▶ _SHORT PROBLEM_: Please quote the material exactly, every line of it.

▶ _INFORMATION SUPPLIED_:
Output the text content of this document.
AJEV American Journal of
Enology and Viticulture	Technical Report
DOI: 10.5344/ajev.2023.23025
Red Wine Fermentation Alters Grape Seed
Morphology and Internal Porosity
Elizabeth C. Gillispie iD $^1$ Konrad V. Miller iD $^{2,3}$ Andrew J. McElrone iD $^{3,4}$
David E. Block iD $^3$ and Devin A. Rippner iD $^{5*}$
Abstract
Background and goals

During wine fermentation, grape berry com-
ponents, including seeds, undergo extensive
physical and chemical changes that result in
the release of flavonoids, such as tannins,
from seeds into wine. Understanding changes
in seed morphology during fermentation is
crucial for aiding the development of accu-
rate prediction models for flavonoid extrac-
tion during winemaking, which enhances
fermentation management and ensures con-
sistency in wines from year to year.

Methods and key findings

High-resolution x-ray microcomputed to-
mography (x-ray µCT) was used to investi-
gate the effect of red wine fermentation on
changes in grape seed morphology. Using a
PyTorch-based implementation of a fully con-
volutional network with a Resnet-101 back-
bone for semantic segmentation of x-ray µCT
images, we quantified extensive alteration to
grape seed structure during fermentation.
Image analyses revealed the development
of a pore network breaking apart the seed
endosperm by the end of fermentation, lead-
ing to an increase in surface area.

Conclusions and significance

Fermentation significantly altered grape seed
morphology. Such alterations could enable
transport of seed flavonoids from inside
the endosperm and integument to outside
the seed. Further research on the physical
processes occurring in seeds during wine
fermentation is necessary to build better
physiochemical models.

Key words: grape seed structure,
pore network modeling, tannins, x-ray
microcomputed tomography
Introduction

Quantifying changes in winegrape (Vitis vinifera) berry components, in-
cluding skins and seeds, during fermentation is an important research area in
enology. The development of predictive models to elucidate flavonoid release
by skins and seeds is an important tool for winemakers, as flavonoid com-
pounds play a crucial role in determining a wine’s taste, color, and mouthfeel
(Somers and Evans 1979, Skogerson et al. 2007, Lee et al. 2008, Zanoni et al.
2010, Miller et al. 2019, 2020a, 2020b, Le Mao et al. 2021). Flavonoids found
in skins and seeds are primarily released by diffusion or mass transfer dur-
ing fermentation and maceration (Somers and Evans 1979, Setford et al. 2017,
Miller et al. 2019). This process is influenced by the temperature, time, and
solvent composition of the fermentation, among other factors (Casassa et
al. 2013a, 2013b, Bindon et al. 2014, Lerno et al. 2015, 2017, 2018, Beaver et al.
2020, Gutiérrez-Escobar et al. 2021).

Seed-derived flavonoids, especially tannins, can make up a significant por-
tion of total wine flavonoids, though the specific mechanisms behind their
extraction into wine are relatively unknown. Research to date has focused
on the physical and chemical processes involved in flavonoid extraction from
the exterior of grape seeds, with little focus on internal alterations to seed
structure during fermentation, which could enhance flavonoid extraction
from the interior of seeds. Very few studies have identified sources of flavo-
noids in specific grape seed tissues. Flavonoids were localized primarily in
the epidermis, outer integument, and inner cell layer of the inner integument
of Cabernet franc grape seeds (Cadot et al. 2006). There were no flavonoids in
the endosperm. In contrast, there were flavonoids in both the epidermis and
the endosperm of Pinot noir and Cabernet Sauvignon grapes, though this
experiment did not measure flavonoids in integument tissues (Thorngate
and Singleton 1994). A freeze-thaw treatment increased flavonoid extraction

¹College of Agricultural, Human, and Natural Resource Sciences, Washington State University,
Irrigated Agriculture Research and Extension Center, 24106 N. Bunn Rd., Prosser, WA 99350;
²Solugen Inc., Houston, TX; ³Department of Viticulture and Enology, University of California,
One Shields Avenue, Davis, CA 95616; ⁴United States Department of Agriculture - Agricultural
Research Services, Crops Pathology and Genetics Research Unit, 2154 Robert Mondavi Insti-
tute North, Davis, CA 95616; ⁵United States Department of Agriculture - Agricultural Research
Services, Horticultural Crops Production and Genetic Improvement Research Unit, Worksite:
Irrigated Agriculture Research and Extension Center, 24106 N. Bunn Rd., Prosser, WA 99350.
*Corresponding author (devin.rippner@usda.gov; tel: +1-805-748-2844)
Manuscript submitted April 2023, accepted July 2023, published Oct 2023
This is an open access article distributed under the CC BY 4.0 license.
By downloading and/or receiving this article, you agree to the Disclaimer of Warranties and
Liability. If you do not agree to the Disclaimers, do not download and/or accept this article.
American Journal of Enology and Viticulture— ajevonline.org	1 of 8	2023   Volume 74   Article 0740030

▶ _COMPLETE RESPONSE_:
Output the text content of this document.
AJEV American Journal of
Enology and Viticulture	Technical Report
DOI: 10.5344/ajev.2023.23025
Red Wine Fermentation Alters Grape Seed
Morphology and Internal Porosity
Elizabeth C. Gillispie iD $^1$ Konrad V. Miller iD $^{2,3}$ Andrew J. McElrone iD $^{3,4}$
David E. Block iD $^3$ and Devin A. Rippner iD $^{5*}$
Abstract
Background and goals

During wine fermentation, grape berry com-
ponents, including seeds, undergo extensive
physical and chemical changes that result in
the release of flavonoids, such as tannins,
from seeds into wine. Understanding changes
in seed morphology during fermentation is
crucial for aiding the development of accu-
rate prediction models for flavonoid extrac-
tion during winemaking, which enhances
fermentation management and ensures con-
sistency in wines from year to year.

Methods and key findings

High-resolution x-ray microcomputed to-
mography (x-ray µCT) was used to investi-
gate the effect of red wine fermentation on
changes in grape seed morphology. Using a
PyTorch-based implementation of a fully con-
volutional network with a Resnet-101 back-
bone for semantic segmentation of x-ray µCT
images, we quantified extensive alteration to
grape seed structure during fermentation.
Image analyses revealed the development
of a pore network breaking apart the seed
endosperm by the end of fermentation, lead-
ing to an increase in surface area.

Conclusions and significance

Fermentation significantly altered grape seed
morphology. Such alterations could enable
transport of seed flavonoids from inside
the endosperm and integument to outside
the seed. Further research on the physical
processes occurring in seeds during wine
fermentation is necessary to build better
physiochemical models.

Key words: grape seed structure,
pore network modeling, tannins, x-ray
microcomputed tomography
Introduction

Quantifying changes in winegrape (Vitis vinifera) berry components, in-
cluding skins and seeds, during fermentation is an important research area in
enology. The development of predictive models to elucidate flavonoid release
by skins and seeds is an important tool for winemakers, as flavonoid com-
pounds play a crucial role in determining a wine’s taste, color, and mouthfeel
(Somers and Evans 1979, Skogerson et al. 2007, Lee et al. 2008, Zanoni et al.
2010, Miller et al. 2019, 2020a, 2020b, Le Mao et al. 2021). Flavonoids found
in skins and seeds are primarily released by diffusion or mass transfer dur-
ing fermentation and maceration (Somers and Evans 1979, Setford et al. 2017,
Miller et al. 2019). This process is influenced by the temperature, time, and
solvent composition of the fermentation, among other factors (Casassa et
al. 2013a, 2013b, Bindon et al. 2014, Lerno et al. 2015, 2017, 2018, Beaver et al.
2020, Gutiérrez-Escobar et al. 2021).

Seed-derived flavonoids, especially tannins, can make up a significant por-
tion of total wine flavonoids, though the specific mechanisms behind their
extraction into wine are relatively unknown. Research to date has focused
on the physical and chemical processes involved in flavonoid extraction from
the exterior of grape seeds, with little focus on internal alterations to seed
structure during fermentation, which could enhance flavonoid extraction
from the interior of seeds. Very few studies have identified sources of flavo-
noids in specific grape seed tissues. Flavonoids were localized primarily in
the epidermis, outer integument, and inner cell layer of the inner integument
of Cabernet franc grape seeds (Cadot et al. 2006). There were no flavonoids in
the endosperm. In contrast, there were flavonoids in both the epidermis and
the endosperm of Pinot noir and Cabernet Sauvignon grapes, though this
experiment did not measure flavonoids in integument tissues (Thorngate
and Singleton 1994). A freeze-thaw treatment increased flavonoid extraction

¹College of Agricultural, Human, and Natural Resource Sciences, Washington State University,
Irrigated Agriculture Research and Extension Center, 24106 N. Bunn Rd., Prosser, WA 99350;
²Solugen Inc., Houston, TX; ³Department of Viticulture and Enology, University of California,
One Shields Avenue, Davis, CA 95616; ⁴United States Department of Agriculture - Agricultural
Research Services, Crops Pathology and Genetics Research Unit, 2154 Robert Mondavi Insti-
tute North, Davis, CA 95616; ⁵United States Department of Agriculture - Agricultural Research
Services, Horticultural Crops Production and Genetic Improvement Research Unit, Worksite:
Irrigated Agriculture Research and Extension Center, 24106 N. Bunn Rd., Prosser, WA 99350.
*Corresponding author (devin.rippner@usda.gov; tel: +1-805-748-2844)
Manuscript submitted April 2023, accepted July 2023, published Oct 2023
This is an open access article distributed under the CC BY 4.0 license.
By downloading and/or receiving this article, you agree to the Disclaimer of Warranties and
Liability. If you do not agree to the Disclaimers, do not download and/or accept this article.
American Journal of Enology and Viticulture— ajevonline.org	1 of 8	2023   Volume 74   Article 0740030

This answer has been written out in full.